WHAT YOU NEED TO DO:
Repeat the listing below in full, exactly as it stands.

PROVIDED DATA:
◆ ◆ ◆ ◆ ◆

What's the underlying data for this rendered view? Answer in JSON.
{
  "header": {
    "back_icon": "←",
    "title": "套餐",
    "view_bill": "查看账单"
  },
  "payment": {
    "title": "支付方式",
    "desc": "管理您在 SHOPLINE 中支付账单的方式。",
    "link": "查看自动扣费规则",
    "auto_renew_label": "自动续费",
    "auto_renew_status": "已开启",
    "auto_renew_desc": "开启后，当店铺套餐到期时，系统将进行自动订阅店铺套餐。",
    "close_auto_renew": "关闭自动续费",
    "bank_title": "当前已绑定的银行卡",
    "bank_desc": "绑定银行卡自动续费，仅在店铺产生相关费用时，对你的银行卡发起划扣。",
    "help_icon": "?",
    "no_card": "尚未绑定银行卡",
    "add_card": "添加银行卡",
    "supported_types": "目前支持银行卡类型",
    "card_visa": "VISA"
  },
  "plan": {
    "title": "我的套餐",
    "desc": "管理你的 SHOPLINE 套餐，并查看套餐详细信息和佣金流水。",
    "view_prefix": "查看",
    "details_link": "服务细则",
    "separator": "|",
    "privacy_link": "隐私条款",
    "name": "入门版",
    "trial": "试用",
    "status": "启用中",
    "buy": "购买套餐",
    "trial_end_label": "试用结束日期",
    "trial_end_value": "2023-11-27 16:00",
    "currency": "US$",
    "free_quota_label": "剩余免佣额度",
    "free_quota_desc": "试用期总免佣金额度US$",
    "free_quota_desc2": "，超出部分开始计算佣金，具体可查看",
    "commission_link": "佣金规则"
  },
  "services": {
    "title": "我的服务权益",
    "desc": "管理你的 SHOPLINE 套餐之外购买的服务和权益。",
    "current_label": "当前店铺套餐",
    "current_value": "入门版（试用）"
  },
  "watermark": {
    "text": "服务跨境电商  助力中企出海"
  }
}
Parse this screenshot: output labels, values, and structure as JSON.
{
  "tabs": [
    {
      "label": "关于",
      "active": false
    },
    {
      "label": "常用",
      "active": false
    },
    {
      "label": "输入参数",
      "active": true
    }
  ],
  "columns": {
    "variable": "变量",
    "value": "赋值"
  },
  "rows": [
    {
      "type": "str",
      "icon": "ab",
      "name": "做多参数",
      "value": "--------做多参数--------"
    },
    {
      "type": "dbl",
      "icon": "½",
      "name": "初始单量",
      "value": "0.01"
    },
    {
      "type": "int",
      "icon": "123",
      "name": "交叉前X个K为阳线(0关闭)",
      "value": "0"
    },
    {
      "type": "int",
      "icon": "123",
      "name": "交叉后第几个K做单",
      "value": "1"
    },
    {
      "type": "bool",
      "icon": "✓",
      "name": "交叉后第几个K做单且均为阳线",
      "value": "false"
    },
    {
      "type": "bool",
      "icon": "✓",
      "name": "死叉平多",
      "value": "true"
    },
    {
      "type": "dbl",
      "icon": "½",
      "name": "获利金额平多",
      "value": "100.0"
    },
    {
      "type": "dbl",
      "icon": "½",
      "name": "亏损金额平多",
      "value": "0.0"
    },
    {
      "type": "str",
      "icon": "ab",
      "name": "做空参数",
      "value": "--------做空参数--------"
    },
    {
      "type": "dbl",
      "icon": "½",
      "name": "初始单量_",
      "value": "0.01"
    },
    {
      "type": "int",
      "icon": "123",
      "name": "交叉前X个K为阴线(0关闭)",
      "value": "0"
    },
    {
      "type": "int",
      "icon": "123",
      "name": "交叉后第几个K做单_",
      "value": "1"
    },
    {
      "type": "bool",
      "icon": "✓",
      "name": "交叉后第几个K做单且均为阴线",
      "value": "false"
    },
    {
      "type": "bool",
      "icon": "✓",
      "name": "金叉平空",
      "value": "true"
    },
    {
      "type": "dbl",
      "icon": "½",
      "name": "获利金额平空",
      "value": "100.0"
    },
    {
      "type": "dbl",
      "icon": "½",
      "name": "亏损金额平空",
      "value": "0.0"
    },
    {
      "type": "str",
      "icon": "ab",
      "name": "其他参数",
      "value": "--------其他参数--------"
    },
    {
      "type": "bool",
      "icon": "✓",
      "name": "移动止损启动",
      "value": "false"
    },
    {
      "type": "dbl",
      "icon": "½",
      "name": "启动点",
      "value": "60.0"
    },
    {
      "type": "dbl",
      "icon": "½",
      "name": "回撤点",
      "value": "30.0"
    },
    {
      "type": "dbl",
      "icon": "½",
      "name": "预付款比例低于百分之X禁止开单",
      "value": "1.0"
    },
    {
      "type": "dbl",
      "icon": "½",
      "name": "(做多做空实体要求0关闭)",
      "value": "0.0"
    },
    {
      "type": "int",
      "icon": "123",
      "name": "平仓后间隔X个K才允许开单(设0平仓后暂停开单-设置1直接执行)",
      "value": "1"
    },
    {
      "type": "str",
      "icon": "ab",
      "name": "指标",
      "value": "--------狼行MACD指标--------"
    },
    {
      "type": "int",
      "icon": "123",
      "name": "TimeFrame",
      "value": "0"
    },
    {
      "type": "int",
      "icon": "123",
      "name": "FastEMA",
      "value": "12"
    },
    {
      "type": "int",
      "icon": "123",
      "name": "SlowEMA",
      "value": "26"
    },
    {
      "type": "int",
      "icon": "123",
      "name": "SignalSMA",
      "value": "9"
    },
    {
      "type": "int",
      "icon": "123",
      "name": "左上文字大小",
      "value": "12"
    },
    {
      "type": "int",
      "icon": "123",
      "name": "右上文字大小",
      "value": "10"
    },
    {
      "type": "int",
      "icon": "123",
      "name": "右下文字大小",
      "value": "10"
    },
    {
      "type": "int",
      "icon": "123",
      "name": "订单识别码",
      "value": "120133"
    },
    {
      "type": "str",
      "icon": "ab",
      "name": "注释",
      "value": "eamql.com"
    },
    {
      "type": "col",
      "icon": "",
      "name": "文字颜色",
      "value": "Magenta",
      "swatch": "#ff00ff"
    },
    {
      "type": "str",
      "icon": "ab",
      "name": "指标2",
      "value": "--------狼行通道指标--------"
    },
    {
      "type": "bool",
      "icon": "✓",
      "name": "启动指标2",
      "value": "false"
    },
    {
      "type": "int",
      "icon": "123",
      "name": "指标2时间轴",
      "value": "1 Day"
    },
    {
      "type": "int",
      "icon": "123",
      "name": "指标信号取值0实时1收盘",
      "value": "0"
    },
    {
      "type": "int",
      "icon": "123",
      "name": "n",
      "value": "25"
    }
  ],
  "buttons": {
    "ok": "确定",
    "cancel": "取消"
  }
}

◆ ◆ ◆ ◆ ◆

RESPONSE TO THE TASK:
What's the underlying data for this rendered view? Answer in JSON.
{
  "header": {
    "back_icon": "←",
    "title": "套餐",
    "view_bill": "查看账单"
  },
  "payment": {
    "title": "支付方式",
    "desc": "管理您在 SHOPLINE 中支付账单的方式。",
    "link": "查看自动扣费规则",
    "auto_renew_label": "自动续费",
    "auto_renew_status": "已开启",
    "auto_renew_desc": "开启后，当店铺套餐到期时，系统将进行自动订阅店铺套餐。",
    "close_auto_renew": "关闭自动续费",
    "bank_title": "当前已绑定的银行卡",
    "bank_desc": "绑定银行卡自动续费，仅在店铺产生相关费用时，对你的银行卡发起划扣。",
    "help_icon": "?",
    "no_card": "尚未绑定银行卡",
    "add_card": "添加银行卡",
    "supported_types": "目前支持银行卡类型",
    "card_visa": "VISA"
  },
  "plan": {
    "title": "我的套餐",
    "desc": "管理你的 SHOPLINE 套餐，并查看套餐详细信息和佣金流水。",
    "view_prefix": "查看",
    "details_link": "服务细则",
    "separator": "|",
    "privacy_link": "隐私条款",
    "name": "入门版",
    "trial": "试用",
    "status": "启用中",
    "buy": "购买套餐",
    "trial_end_label": "试用结束日期",
    "trial_end_value": "2023-11-27 16:00",
    "currency": "US$",
    "free_quota_label": "剩余免佣额度",
    "free_quota_desc": "试用期总免佣金额度US$",
    "free_quota_desc2": "，超出部分开始计算佣金，具体可查看",
    "commission_link": "佣金规则"
  },
  "services": {
    "title": "我的服务权益",
    "desc": "管理你的 SHOPLINE 套餐之外购买的服务和权益。",
    "current_label": "当前店铺套餐",
    "current_value": "入门版（试用）"
  },
  "watermark": {
    "text": "服务跨境电商  助力中企出海"
  }
}
Parse this screenshot: output labels, values, and structure as JSON.
{
  "tabs": [
    {
      "label": "关于",
      "active": false
    },
    {
      "label": "常用",
      "active": false
    },
    {
      "label": "输入参数",
      "active": true
    }
  ],
  "columns": {
    "variable": "变量",
    "value": "赋值"
  },
  "rows": [
    {
      "type": "str",
      "icon": "ab",
      "name": "做多参数",
      "value": "--------做多参数--------"
    },
    {
      "type": "dbl",
      "icon": "½",
      "name": "初始单量",
      "value": "0.01"
    },
    {
      "type": "int",
      "icon": "123",
      "name": "交叉前X个K为阳线(0关闭)",
      "value": "0"
    },
    {
      "type": "int",
      "icon": "123",
      "name": "交叉后第几个K做单",
      "value": "1"
    },
    {
      "type": "bool",
      "icon": "✓",
      "name": "交叉后第几个K做单且均为阳线",
      "value": "false"
    },
    {
      "type": "bool",
      "icon": "✓",
      "name": "死叉平多",
      "value": "true"
    },
    {
      "type": "dbl",
      "icon": "½",
      "name": "获利金额平多",
      "value": "100.0"
    },
    {
      "type": "dbl",
      "icon": "½",
      "name": "亏损金额平多",
      "value": "0.0"
    },
    {
      "type": "str",
      "icon": "ab",
      "name": "做空参数",
      "value": "--------做空参数--------"
    },
    {
      "type": "dbl",
      "icon": "½",
      "name": "初始单量_",
      "value": "0.01"
    },
    {
      "type": "int",
      "icon": "123",
      "name": "交叉前X个K为阴线(0关闭)",
      "value": "0"
    },
    {
      "type": "int",
      "icon": "123",
      "name": "交叉后第几个K做单_",
      "value": "1"
    },
    {
      "type": "bool",
      "icon": "✓",
      "name": "交叉后第几个K做单且均为阴线",
      "value": "false"
    },
    {
      "type": "bool",
      "icon": "✓",
      "name": "金叉平空",
      "value": "true"
    },
    {
      "type": "dbl",
      "icon": "½",
      "name": "获利金额平空",
      "value": "100.0"
    },
    {
      "type": "dbl",
      "icon": "½",
      "name": "亏损金额平空",
      "value": "0.0"
    },
    {
      "type": "str",
      "icon": "ab",
      "name": "其他参数",
      "value": "--------其他参数--------"
    },
    {
      "type": "bool",
      "icon": "✓",
      "name": "移动止损启动",
      "value": "false"
    },
    {
      "type": "dbl",
      "icon": "½",
      "name": "启动点",
      "value": "60.0"
    },
    {
      "type": "dbl",
      "icon": "½",
      "name": "回撤点",
      "value": "30.0"
    },
    {
      "type": "dbl",
      "icon": "½",
      "name": "预付款比例低于百分之X禁止开单",
      "value": "1.0"
    },
    {
      "type": "dbl",
      "icon": "½",
      "name": "(做多做空实体要求0关闭)",
      "value": "0.0"
    },
    {
      "type": "int",
      "icon": "123",
      "name": "平仓后间隔X个K才允许开单(设0平仓后暂停开单-设置1直接执行)",
      "value": "1"
    },
    {
      "type": "str",
      "icon": "ab",
      "name": "指标",
      "value": "--------狼行MACD指标--------"
    },
    {
      "type": "int",
      "icon": "123",
      "name": "TimeFrame",
      "value": "0"
    },
    {
      "type": "int",
      "icon": "123",
      "name": "FastEMA",
      "value": "12"
    },
    {
      "type": "int",
      "icon": "123",
      "name": "SlowEMA",
      "value": "26"
    },
    {
      "type": "int",
      "icon": "123",
      "name": "SignalSMA",
      "value": "9"
    },
    {
      "type": "int",
      "icon": "123",
      "name": "左上文字大小",
      "value": "12"
    },
    {
      "type": "int",
      "icon": "123",
      "name": "右上文字大小",
      "value": "10"
    },
    {
      "type": "int",
      "icon": "123",
      "name": "右下文字大小",
      "value": "10"
    },
    {
      "type": "int",
      "icon": "123",
      "name": "订单识别码",
      "value": "120133"
    },
    {
      "type": "str",
      "icon": "ab",
      "name": "注释",
      "value": "eamql.com"
    },
    {
      "type": "col",
      "icon": "",
      "name": "文字颜色",
      "value": "Magenta",
      "swatch": "#ff00ff"
    },
    {
      "type": "str",
      "icon": "ab",
      "name": "指标2",
      "value": "--------狼行通道指标--------"
    },
    {
      "type": "bool",
      "icon": "✓",
      "name": "启动指标2",
      "value": "false"
    },
    {
      "type": "int",
      "icon": "123",
      "name": "指标2时间轴",
      "value": "1 Day"
    },
    {
      "type": "int",
      "icon": "123",
      "name": "指标信号取值0实时1收盘",
      "value": "0"
    },
    {
      "type": "int",
      "icon": "123",
      "name": "n",
      "value": "25"
    }
  ],
  "buttons": {
    "ok": "确定",
    "cancel": "取消"
  }
}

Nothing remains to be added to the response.